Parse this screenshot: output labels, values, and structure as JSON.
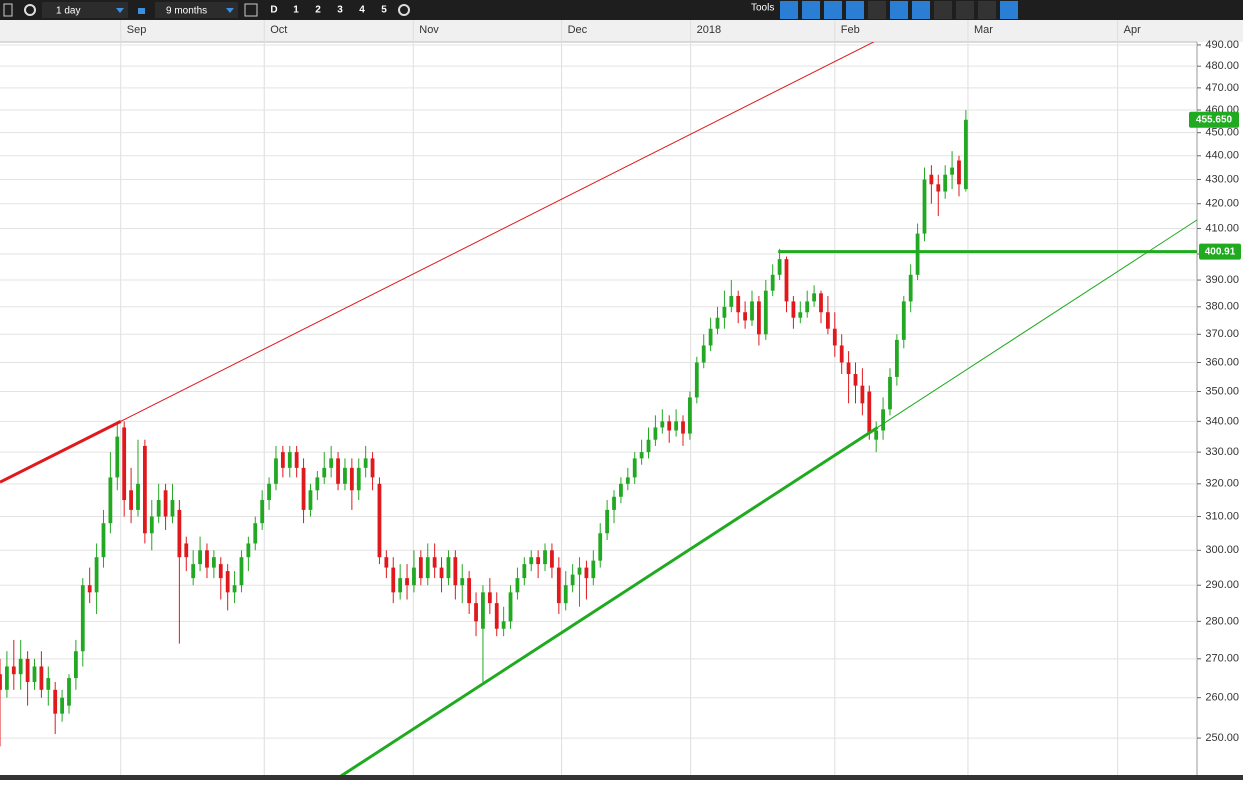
{
  "toolbar": {
    "interval": "1 day",
    "range": "9 months",
    "buttons": [
      "D",
      "1",
      "2",
      "3",
      "4",
      "5"
    ],
    "tools": "Tools"
  },
  "chart_data": {
    "type": "candlestick",
    "up_color": "#22a822",
    "down_color": "#e0191d",
    "log_scale": true,
    "grid": true,
    "xlim": [
      0,
      173.5
    ],
    "xticks": [
      {
        "value": 17.5,
        "label": "Sep"
      },
      {
        "value": 38.3,
        "label": "Oct"
      },
      {
        "value": 59.9,
        "label": "Nov"
      },
      {
        "value": 81.4,
        "label": "Dec"
      },
      {
        "value": 100.1,
        "label": "2018"
      },
      {
        "value": 121,
        "label": "Feb"
      },
      {
        "value": 140.3,
        "label": "Mar"
      },
      {
        "value": 162,
        "label": "Apr"
      }
    ],
    "ylim": [
      241.2,
      491.4
    ],
    "yticks": [
      {
        "value": 250,
        "label": "250.00"
      },
      {
        "value": 260,
        "label": "260.00"
      },
      {
        "value": 270,
        "label": "270.00"
      },
      {
        "value": 280,
        "label": "280.00"
      },
      {
        "value": 290,
        "label": "290.00"
      },
      {
        "value": 300,
        "label": "300.00"
      },
      {
        "value": 310,
        "label": "310.00"
      },
      {
        "value": 320,
        "label": "320.00"
      },
      {
        "value": 330,
        "label": "330.00"
      },
      {
        "value": 340,
        "label": "340.00"
      },
      {
        "value": 350,
        "label": "350.00"
      },
      {
        "value": 360,
        "label": "360.00"
      },
      {
        "value": 370,
        "label": "370.00"
      },
      {
        "value": 380,
        "label": "380.00"
      },
      {
        "value": 390,
        "label": "390.00"
      },
      {
        "value": 400,
        "label": "400.00"
      },
      {
        "value": 410,
        "label": "410.00"
      },
      {
        "value": 420,
        "label": "420.00"
      },
      {
        "value": 430,
        "label": "430.00"
      },
      {
        "value": 440,
        "label": "440.00"
      },
      {
        "value": 450,
        "label": "450.00"
      },
      {
        "value": 460,
        "label": "460.00"
      },
      {
        "value": 470,
        "label": "470.00"
      },
      {
        "value": 480,
        "label": "480.00"
      },
      {
        "value": 490,
        "label": "490.00"
      }
    ],
    "ohlc": [
      [
        266,
        270,
        248,
        262
      ],
      [
        262,
        272,
        260,
        268
      ],
      [
        268,
        275,
        262,
        266
      ],
      [
        266,
        275,
        262,
        270
      ],
      [
        270,
        272,
        258,
        264
      ],
      [
        264,
        270,
        262,
        268
      ],
      [
        268,
        272,
        260,
        262
      ],
      [
        262,
        268,
        258,
        265
      ],
      [
        262,
        264,
        251,
        256
      ],
      [
        256,
        262,
        254,
        260
      ],
      [
        258,
        266,
        256,
        265
      ],
      [
        265,
        275,
        262,
        272
      ],
      [
        272,
        292,
        268,
        290
      ],
      [
        290,
        295,
        285,
        288
      ],
      [
        288,
        302,
        282,
        298
      ],
      [
        298,
        312,
        295,
        308
      ],
      [
        308,
        330,
        305,
        322
      ],
      [
        322,
        340,
        318,
        335
      ],
      [
        338,
        340,
        310,
        315
      ],
      [
        318,
        325,
        308,
        312
      ],
      [
        312,
        334,
        310,
        320
      ],
      [
        332,
        334,
        302,
        305
      ],
      [
        305,
        315,
        300,
        310
      ],
      [
        310,
        320,
        308,
        315
      ],
      [
        318,
        320,
        306,
        310
      ],
      [
        310,
        320,
        308,
        315
      ],
      [
        312,
        315,
        274,
        298
      ],
      [
        302,
        304,
        294,
        298
      ],
      [
        292,
        300,
        290,
        296
      ],
      [
        296,
        304,
        294,
        300
      ],
      [
        300,
        302,
        292,
        295
      ],
      [
        295,
        300,
        292,
        298
      ],
      [
        296,
        298,
        286,
        292
      ],
      [
        294,
        296,
        283,
        288
      ],
      [
        288,
        294,
        285,
        290
      ],
      [
        290,
        300,
        288,
        298
      ],
      [
        298,
        304,
        294,
        302
      ],
      [
        302,
        310,
        300,
        308
      ],
      [
        308,
        318,
        306,
        315
      ],
      [
        315,
        322,
        312,
        320
      ],
      [
        320,
        332,
        318,
        328
      ],
      [
        330,
        332,
        322,
        325
      ],
      [
        325,
        332,
        322,
        330
      ],
      [
        330,
        332,
        322,
        325
      ],
      [
        325,
        328,
        308,
        312
      ],
      [
        312,
        320,
        310,
        318
      ],
      [
        318,
        324,
        315,
        322
      ],
      [
        322,
        330,
        320,
        325
      ],
      [
        325,
        332,
        322,
        328
      ],
      [
        328,
        330,
        318,
        320
      ],
      [
        320,
        328,
        318,
        325
      ],
      [
        325,
        328,
        312,
        318
      ],
      [
        318,
        328,
        315,
        325
      ],
      [
        325,
        332,
        322,
        328
      ],
      [
        328,
        330,
        318,
        322
      ],
      [
        320,
        322,
        296,
        298
      ],
      [
        298,
        300,
        292,
        295
      ],
      [
        295,
        298,
        285,
        288
      ],
      [
        288,
        296,
        286,
        292
      ],
      [
        292,
        296,
        286,
        290
      ],
      [
        290,
        300,
        288,
        295
      ],
      [
        298,
        300,
        290,
        292
      ],
      [
        292,
        302,
        290,
        298
      ],
      [
        298,
        302,
        292,
        295
      ],
      [
        295,
        298,
        288,
        292
      ],
      [
        292,
        300,
        290,
        298
      ],
      [
        298,
        300,
        286,
        290
      ],
      [
        290,
        296,
        285,
        292
      ],
      [
        292,
        294,
        282,
        285
      ],
      [
        285,
        288,
        276,
        280
      ],
      [
        278,
        290,
        264,
        288
      ],
      [
        288,
        292,
        282,
        285
      ],
      [
        285,
        288,
        276,
        278
      ],
      [
        278,
        284,
        276,
        280
      ],
      [
        280,
        290,
        278,
        288
      ],
      [
        288,
        295,
        286,
        292
      ],
      [
        292,
        298,
        290,
        296
      ],
      [
        296,
        300,
        294,
        298
      ],
      [
        298,
        300,
        292,
        296
      ],
      [
        296,
        302,
        294,
        300
      ],
      [
        300,
        302,
        292,
        295
      ],
      [
        295,
        298,
        282,
        285
      ],
      [
        285,
        294,
        283,
        290
      ],
      [
        290,
        296,
        288,
        293
      ],
      [
        293,
        298,
        284,
        295
      ],
      [
        295,
        297,
        286,
        292
      ],
      [
        292,
        300,
        290,
        297
      ],
      [
        297,
        308,
        295,
        305
      ],
      [
        305,
        315,
        303,
        312
      ],
      [
        312,
        318,
        308,
        316
      ],
      [
        316,
        322,
        314,
        320
      ],
      [
        320,
        325,
        318,
        322
      ],
      [
        322,
        330,
        320,
        328
      ],
      [
        328,
        334,
        326,
        330
      ],
      [
        330,
        338,
        328,
        334
      ],
      [
        334,
        342,
        332,
        338
      ],
      [
        338,
        344,
        336,
        340
      ],
      [
        340,
        342,
        333,
        337
      ],
      [
        337,
        344,
        335,
        340
      ],
      [
        340,
        342,
        332,
        336
      ],
      [
        336,
        350,
        334,
        348
      ],
      [
        348,
        362,
        346,
        360
      ],
      [
        360,
        370,
        358,
        366
      ],
      [
        366,
        376,
        364,
        372
      ],
      [
        372,
        380,
        370,
        376
      ],
      [
        376,
        386,
        372,
        380
      ],
      [
        380,
        390,
        378,
        384
      ],
      [
        384,
        386,
        374,
        378
      ],
      [
        378,
        382,
        372,
        375
      ],
      [
        375,
        386,
        373,
        382
      ],
      [
        382,
        384,
        366,
        370
      ],
      [
        370,
        390,
        368,
        386
      ],
      [
        386,
        396,
        384,
        392
      ],
      [
        392,
        402,
        390,
        398
      ],
      [
        398,
        399,
        378,
        382
      ],
      [
        382,
        384,
        372,
        376
      ],
      [
        376,
        382,
        374,
        378
      ],
      [
        378,
        386,
        376,
        382
      ],
      [
        382,
        388,
        380,
        385
      ],
      [
        385,
        386,
        374,
        378
      ],
      [
        378,
        384,
        370,
        372
      ],
      [
        372,
        378,
        362,
        366
      ],
      [
        366,
        370,
        356,
        360
      ],
      [
        360,
        364,
        346,
        356
      ],
      [
        356,
        360,
        346,
        352
      ],
      [
        352,
        358,
        342,
        346
      ],
      [
        350,
        352,
        334,
        336
      ],
      [
        334,
        340,
        330,
        337
      ],
      [
        337,
        348,
        334,
        344
      ],
      [
        344,
        358,
        342,
        355
      ],
      [
        355,
        370,
        352,
        368
      ],
      [
        368,
        384,
        365,
        382
      ],
      [
        382,
        396,
        378,
        392
      ],
      [
        392,
        412,
        390,
        408
      ],
      [
        408,
        435,
        405,
        430
      ],
      [
        432,
        436,
        420,
        428
      ],
      [
        428,
        432,
        415,
        425
      ],
      [
        425,
        436,
        422,
        432
      ],
      [
        432,
        442,
        426,
        435
      ],
      [
        438,
        440,
        423,
        428
      ],
      [
        426,
        460,
        425,
        455.65
      ]
    ],
    "trendlines": [
      {
        "color": "#e0191d",
        "points": [
          [
            0,
            320.5
          ],
          [
            17.5,
            340
          ]
        ]
      },
      {
        "color": "#1faa1f",
        "points": [
          [
            48.5,
            240
          ],
          [
            127.2,
            338
          ]
        ]
      }
    ],
    "level": {
      "value": 400.91,
      "label": "400.91",
      "start": 112.8,
      "color": "#1faa1f"
    },
    "last_price": {
      "value": 455.65,
      "label": "455.650",
      "color": "#1faa1f"
    }
  }
}
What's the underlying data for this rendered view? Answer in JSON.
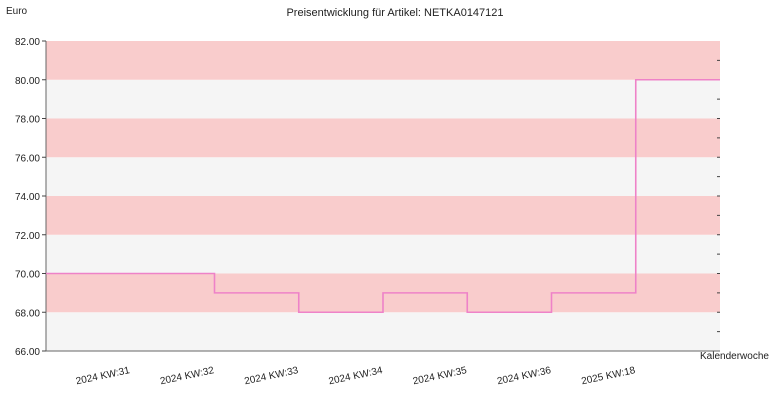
{
  "chart_data": {
    "type": "line",
    "step": true,
    "title": "Preisentwicklung für Artikel: NETKA0147121",
    "ylabel": "Euro",
    "xlabel": "Kalenderwoche",
    "ylim": [
      66.0,
      82.0
    ],
    "y_ticks": [
      "66.00",
      "68.00",
      "70.00",
      "72.00",
      "74.00",
      "76.00",
      "78.00",
      "80.00",
      "82.00"
    ],
    "categories": [
      "2024 KW:31",
      "2024 KW:32",
      "2024 KW:33",
      "2024 KW:34",
      "2024 KW:35",
      "2024 KW:36",
      "2025 KW:18"
    ],
    "series": [
      {
        "values": [
          70.0,
          69.0,
          68.0,
          69.0,
          68.0,
          69.0,
          80.0
        ]
      }
    ],
    "line_color": "#ee82c8",
    "band_colors": [
      "#f9cccc",
      "#f5f5f5"
    ],
    "grid": false
  }
}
******************************
▸ **Aim**
Looking at the records above, count the lines where the word "this" appears. State only the number.

▸ **Written answer**
2